[Exercise brief] Your task is to write out the complete listing exactly as it is shown.
-------- Data
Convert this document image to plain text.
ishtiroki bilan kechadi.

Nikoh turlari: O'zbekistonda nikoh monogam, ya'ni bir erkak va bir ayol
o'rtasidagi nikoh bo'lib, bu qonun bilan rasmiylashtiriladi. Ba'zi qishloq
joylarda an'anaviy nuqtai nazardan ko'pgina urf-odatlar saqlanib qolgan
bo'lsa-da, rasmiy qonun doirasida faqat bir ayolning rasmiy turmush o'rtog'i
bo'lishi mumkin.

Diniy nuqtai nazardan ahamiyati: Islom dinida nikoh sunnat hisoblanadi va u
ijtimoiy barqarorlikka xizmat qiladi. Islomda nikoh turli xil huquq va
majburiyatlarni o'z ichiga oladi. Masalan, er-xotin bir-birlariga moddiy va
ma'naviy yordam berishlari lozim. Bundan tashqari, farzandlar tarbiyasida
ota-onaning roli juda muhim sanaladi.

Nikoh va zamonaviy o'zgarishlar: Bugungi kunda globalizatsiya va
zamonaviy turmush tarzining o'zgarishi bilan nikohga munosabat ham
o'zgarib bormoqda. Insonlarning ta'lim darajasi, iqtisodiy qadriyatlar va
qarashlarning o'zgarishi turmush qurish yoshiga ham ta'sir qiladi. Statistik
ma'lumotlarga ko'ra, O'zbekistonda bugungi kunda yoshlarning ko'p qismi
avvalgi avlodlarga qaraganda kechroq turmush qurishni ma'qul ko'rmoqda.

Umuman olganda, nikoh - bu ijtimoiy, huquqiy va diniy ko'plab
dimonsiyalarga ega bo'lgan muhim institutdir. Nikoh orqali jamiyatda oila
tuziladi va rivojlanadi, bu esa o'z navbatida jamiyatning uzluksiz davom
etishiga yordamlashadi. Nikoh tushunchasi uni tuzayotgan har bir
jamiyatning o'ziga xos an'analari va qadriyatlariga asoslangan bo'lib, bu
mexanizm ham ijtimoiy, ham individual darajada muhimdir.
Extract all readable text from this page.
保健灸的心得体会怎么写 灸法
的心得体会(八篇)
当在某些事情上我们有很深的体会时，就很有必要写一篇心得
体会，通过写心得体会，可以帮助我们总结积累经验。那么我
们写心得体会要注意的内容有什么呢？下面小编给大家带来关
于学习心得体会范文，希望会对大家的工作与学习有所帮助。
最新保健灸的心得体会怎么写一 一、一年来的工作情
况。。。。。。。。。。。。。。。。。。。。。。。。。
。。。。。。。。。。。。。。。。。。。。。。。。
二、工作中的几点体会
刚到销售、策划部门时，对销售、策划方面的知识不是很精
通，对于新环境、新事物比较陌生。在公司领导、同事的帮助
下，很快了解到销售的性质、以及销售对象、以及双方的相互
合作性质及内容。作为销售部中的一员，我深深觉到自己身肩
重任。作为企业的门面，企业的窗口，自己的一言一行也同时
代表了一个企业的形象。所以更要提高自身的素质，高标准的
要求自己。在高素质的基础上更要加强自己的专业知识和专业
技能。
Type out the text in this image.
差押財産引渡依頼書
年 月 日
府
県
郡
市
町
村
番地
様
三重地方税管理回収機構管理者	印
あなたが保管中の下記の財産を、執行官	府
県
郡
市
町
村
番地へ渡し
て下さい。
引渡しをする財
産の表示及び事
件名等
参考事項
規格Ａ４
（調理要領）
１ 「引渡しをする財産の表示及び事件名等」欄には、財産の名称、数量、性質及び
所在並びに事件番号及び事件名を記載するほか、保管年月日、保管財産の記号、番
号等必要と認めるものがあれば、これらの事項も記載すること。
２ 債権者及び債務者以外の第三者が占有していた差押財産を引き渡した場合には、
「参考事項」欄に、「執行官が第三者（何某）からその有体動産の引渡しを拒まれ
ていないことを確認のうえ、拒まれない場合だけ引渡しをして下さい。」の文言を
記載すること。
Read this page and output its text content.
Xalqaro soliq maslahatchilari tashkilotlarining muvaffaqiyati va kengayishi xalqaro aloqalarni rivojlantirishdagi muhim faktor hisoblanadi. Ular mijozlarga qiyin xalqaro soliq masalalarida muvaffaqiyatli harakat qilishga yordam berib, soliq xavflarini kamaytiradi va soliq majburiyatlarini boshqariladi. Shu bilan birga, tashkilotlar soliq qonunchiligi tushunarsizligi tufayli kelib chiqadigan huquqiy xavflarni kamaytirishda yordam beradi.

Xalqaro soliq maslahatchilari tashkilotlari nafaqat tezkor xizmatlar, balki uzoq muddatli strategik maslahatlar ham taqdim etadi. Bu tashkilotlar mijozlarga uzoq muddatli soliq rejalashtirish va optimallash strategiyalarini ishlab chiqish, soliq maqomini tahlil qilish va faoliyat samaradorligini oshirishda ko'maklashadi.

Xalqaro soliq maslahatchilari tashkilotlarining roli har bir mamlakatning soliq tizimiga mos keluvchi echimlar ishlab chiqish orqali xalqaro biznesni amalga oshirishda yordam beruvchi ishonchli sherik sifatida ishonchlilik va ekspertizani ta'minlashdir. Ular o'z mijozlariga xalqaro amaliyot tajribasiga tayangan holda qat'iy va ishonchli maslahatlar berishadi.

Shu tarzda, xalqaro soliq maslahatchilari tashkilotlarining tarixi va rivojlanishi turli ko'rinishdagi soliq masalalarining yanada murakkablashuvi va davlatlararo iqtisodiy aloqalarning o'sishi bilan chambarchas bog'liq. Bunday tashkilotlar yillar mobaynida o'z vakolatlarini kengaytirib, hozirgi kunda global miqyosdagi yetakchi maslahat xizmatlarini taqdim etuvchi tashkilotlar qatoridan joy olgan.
----------------
[Problem solution]
Convert this document image to plain text.
ishtiroki bilan kechadi.

Nikoh turlari: O'zbekistonda nikoh monogam, ya'ni bir erkak va bir ayol
o'rtasidagi nikoh bo'lib, bu qonun bilan rasmiylashtiriladi. Ba'zi qishloq
joylarda an'anaviy nuqtai nazardan ko'pgina urf-odatlar saqlanib qolgan
bo'lsa-da, rasmiy qonun doirasida faqat bir ayolning rasmiy turmush o'rtog'i
bo'lishi mumkin.

Diniy nuqtai nazardan ahamiyati: Islom dinida nikoh sunnat hisoblanadi va u
ijtimoiy barqarorlikka xizmat qiladi. Islomda nikoh turli xil huquq va
majburiyatlarni o'z ichiga oladi. Masalan, er-xotin bir-birlariga moddiy va
ma'naviy yordam berishlari lozim. Bundan tashqari, farzandlar tarbiyasida
ota-onaning roli juda muhim sanaladi.

Nikoh va zamonaviy o'zgarishlar: Bugungi kunda globalizatsiya va
zamonaviy turmush tarzining o'zgarishi bilan nikohga munosabat ham
o'zgarib bormoqda. Insonlarning ta'lim darajasi, iqtisodiy qadriyatlar va
qarashlarning o'zgarishi turmush qurish yoshiga ham ta'sir qiladi. Statistik
ma'lumotlarga ko'ra, O'zbekistonda bugungi kunda yoshlarning ko'p qismi
avvalgi avlodlarga qaraganda kechroq turmush qurishni ma'qul ko'rmoqda.

Umuman olganda, nikoh - bu ijtimoiy, huquqiy va diniy ko'plab
dimonsiyalarga ega bo'lgan muhim institutdir. Nikoh orqali jamiyatda oila
tuziladi va rivojlanadi, bu esa o'z navbatida jamiyatning uzluksiz davom
etishiga yordamlashadi. Nikoh tushunchasi uni tuzayotgan har bir
jamiyatning o'ziga xos an'analari va qadriyatlariga asoslangan bo'lib, bu
mexanizm ham ijtimoiy, ham individual darajada muhimdir.
Extract all readable text from this page.
保健灸的心得体会怎么写 灸法
的心得体会(八篇)
当在某些事情上我们有很深的体会时，就很有必要写一篇心得
体会，通过写心得体会，可以帮助我们总结积累经验。那么我
们写心得体会要注意的内容有什么呢？下面小编给大家带来关
于学习心得体会范文，希望会对大家的工作与学习有所帮助。
最新保健灸的心得体会怎么写一 一、一年来的工作情
况。。。。。。。。。。。。。。。。。。。。。。。。。
。。。。。。。。。。。。。。。。。。。。。。。。
二、工作中的几点体会
刚到销售、策划部门时，对销售、策划方面的知识不是很精
通，对于新环境、新事物比较陌生。在公司领导、同事的帮助
下，很快了解到销售的性质、以及销售对象、以及双方的相互
合作性质及内容。作为销售部中的一员，我深深觉到自己身肩
重任。作为企业的门面，企业的窗口，自己的一言一行也同时
代表了一个企业的形象。所以更要提高自身的素质，高标准的
要求自己。在高素质的基础上更要加强自己的专业知识和专业
技能。
Type out the text in this image.
差押財産引渡依頼書
年 月 日
府
県
郡
市
町
村
番地
様
三重地方税管理回収機構管理者	印
あなたが保管中の下記の財産を、執行官	府
県
郡
市
町
村
番地へ渡し
て下さい。
引渡しをする財
産の表示及び事
件名等
参考事項
規格Ａ４
（調理要領）
１ 「引渡しをする財産の表示及び事件名等」欄には、財産の名称、数量、性質及び
所在並びに事件番号及び事件名を記載するほか、保管年月日、保管財産の記号、番
号等必要と認めるものがあれば、これらの事項も記載すること。
２ 債権者及び債務者以外の第三者が占有していた差押財産を引き渡した場合には、
「参考事項」欄に、「執行官が第三者（何某）からその有体動産の引渡しを拒まれ
ていないことを確認のうえ、拒まれない場合だけ引渡しをして下さい。」の文言を
記載すること。
Read this page and output its text content.
Xalqaro soliq maslahatchilari tashkilotlarining muvaffaqiyati va kengayishi xalqaro aloqalarni rivojlantirishdagi muhim faktor hisoblanadi. Ular mijozlarga qiyin xalqaro soliq masalalarida muvaffaqiyatli harakat qilishga yordam berib, soliq xavflarini kamaytiradi va soliq majburiyatlarini boshqariladi. Shu bilan birga, tashkilotlar soliq qonunchiligi tushunarsizligi tufayli kelib chiqadigan huquqiy xavflarni kamaytirishda yordam beradi.

Xalqaro soliq maslahatchilari tashkilotlari nafaqat tezkor xizmatlar, balki uzoq muddatli strategik maslahatlar ham taqdim etadi. Bu tashkilotlar mijozlarga uzoq muddatli soliq rejalashtirish va optimallash strategiyalarini ishlab chiqish, soliq maqomini tahlil qilish va faoliyat samaradorligini oshirishda ko'maklashadi.

Xalqaro soliq maslahatchilari tashkilotlarining roli har bir mamlakatning soliq tizimiga mos keluvchi echimlar ishlab chiqish orqali xalqaro biznesni amalga oshirishda yordam beruvchi ishonchli sherik sifatida ishonchlilik va ekspertizani ta'minlashdir. Ular o'z mijozlariga xalqaro amaliyot tajribasiga tayangan holda qat'iy va ishonchli maslahatlar berishadi.

Shu tarzda, xalqaro soliq maslahatchilari tashkilotlarining tarixi va rivojlanishi turli ko'rinishdagi soliq masalalarining yanada murakkablashuvi va davlatlararo iqtisodiy aloqalarning o'sishi bilan chambarchas bog'liq. Bunday tashkilotlar yillar mobaynida o'z vakolatlarini kengaytirib, hozirgi kunda global miqyosdagi yetakchi maslahat xizmatlarini taqdim etuvchi tashkilotlar qatoridan joy olgan.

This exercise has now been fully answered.